-- Work to be completed --
Wherever a line holds the string "三抓三促", copy that line.

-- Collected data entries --
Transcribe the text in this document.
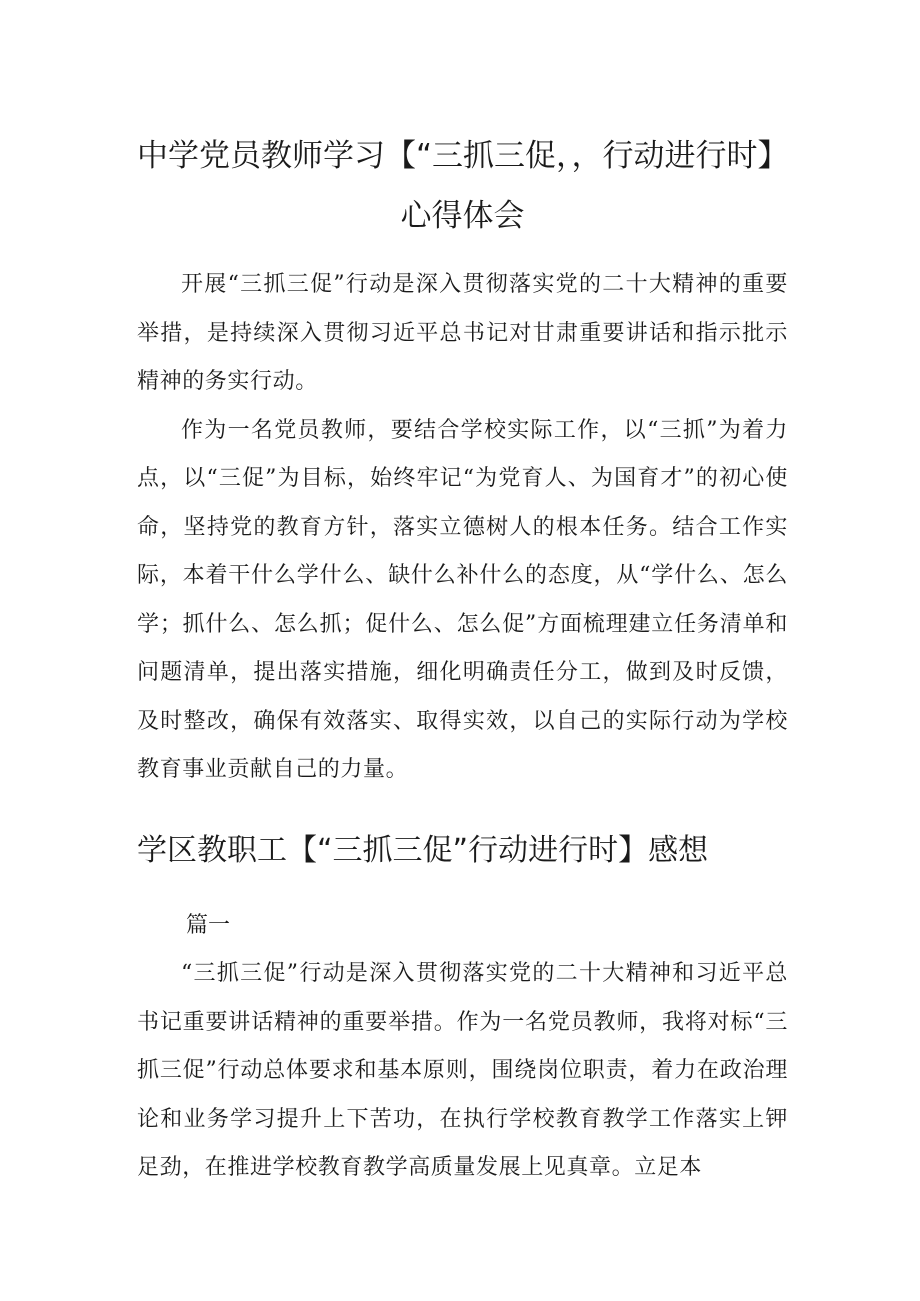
中学党员教师学习【“三抓三促，，行动进行时】
心得体会

开展“三抓三促”行动是深入贯彻落实党的二十大精神的重要举措，是持续深入贯彻习近平总书记对甘肃重要讲话和指示批示精神的务实行动。

作为一名党员教师，要结合学校实际工作，以“三抓”为着力点，以“三促”为目标，始终牢记“为党育人、为国育才”的初心使命，坚持党的教育方针，落实立德树人的根本任务。结合工作实际，本着干什么学什么、缺什么补什么的态度，从“学什么、怎么学；抓什么、怎么抓；促什么、怎么促”方面梳理建立任务清单和问题清单，提出落实措施，细化明确责任分工，做到及时反馈，及时整改，确保有效落实、取得实效，以自己的实际行动为学校教育事业贡献自己的力量。

学区教职工【“三抓三促”行动进行时】感想
篇一

“三抓三促”行动是深入贯彻落实党的二十大精神和习近平总书记重要讲话精神的重要举措。作为一名党员教师，我将对标“三抓三促”行动总体要求和基本原则，围绕岗位职责，着力在政治理论和业务学习提升上下苦功，在执行学校教育教学工作落实上钾足劲，在推进学校教育教学高质量发展上见真章。立足本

-- Full output --
中学党员教师学习【“三抓三促，，行动进行时】
开展“三抓三促”行动是深入贯彻落实党的二十大精神的重要举措，是持续深入贯彻习近平总书记对甘肃重要讲话和指示批示精神的务实行动。
学区教职工【“三抓三促”行动进行时】感想
“三抓三促”行动是深入贯彻落实党的二十大精神和习近平总书记重要讲话精神的重要举措。作为一名党员教师，我将对标“三抓三促”行动总体要求和基本原则，围绕岗位职责，着力在政治理论和业务学习提升上下苦功，在执行学校教育教学工作落实上钾足劲，在推进学校教育教学高质量发展上见真章。立足本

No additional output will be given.